DATA IN THIS EXERCISE ▸

★ ★ ★ ★ ★

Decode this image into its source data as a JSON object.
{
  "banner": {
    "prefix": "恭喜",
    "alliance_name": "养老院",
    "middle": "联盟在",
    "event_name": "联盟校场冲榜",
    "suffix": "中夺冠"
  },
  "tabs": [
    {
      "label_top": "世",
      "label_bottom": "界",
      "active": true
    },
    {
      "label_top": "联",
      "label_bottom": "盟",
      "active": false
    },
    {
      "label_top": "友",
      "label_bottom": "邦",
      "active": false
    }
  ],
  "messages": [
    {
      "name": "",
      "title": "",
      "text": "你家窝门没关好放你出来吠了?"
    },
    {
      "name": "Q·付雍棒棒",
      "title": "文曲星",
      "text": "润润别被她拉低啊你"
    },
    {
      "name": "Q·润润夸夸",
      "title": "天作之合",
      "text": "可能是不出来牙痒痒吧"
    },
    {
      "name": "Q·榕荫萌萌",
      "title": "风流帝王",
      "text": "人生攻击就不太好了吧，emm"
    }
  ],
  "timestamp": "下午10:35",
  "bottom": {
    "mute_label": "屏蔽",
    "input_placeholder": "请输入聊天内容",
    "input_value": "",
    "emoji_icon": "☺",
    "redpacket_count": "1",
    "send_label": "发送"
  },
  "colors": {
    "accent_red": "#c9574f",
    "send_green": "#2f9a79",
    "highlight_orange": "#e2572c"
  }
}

★ ★ ★ ★ ★

INSTRUCTIONS TO FOLLOW ▸ Print out every entry, keeping each one exact.

EXERCISE RESPONSE ▸
Decode this image into its source data as a JSON object.
{
  "banner": {
    "prefix": "恭喜",
    "alliance_name": "养老院",
    "middle": "联盟在",
    "event_name": "联盟校场冲榜",
    "suffix": "中夺冠"
  },
  "tabs": [
    {
      "label_top": "世",
      "label_bottom": "界",
      "active": true
    },
    {
      "label_top": "联",
      "label_bottom": "盟",
      "active": false
    },
    {
      "label_top": "友",
      "label_bottom": "邦",
      "active": false
    }
  ],
  "messages": [
    {
      "name": "",
      "title": "",
      "text": "你家窝门没关好放你出来吠了?"
    },
    {
      "name": "Q·付雍棒棒",
      "title": "文曲星",
      "text": "润润别被她拉低啊你"
    },
    {
      "name": "Q·润润夸夸",
      "title": "天作之合",
      "text": "可能是不出来牙痒痒吧"
    },
    {
      "name": "Q·榕荫萌萌",
      "title": "风流帝王",
      "text": "人生攻击就不太好了吧，emm"
    }
  ],
  "timestamp": "下午10:35",
  "bottom": {
    "mute_label": "屏蔽",
    "input_placeholder": "请输入聊天内容",
    "input_value": "",
    "emoji_icon": "☺",
    "redpacket_count": "1",
    "send_label": "发送"
  },
  "colors": {
    "accent_red": "#c9574f",
    "send_green": "#2f9a79",
    "highlight_orange": "#e2572c"
  }
}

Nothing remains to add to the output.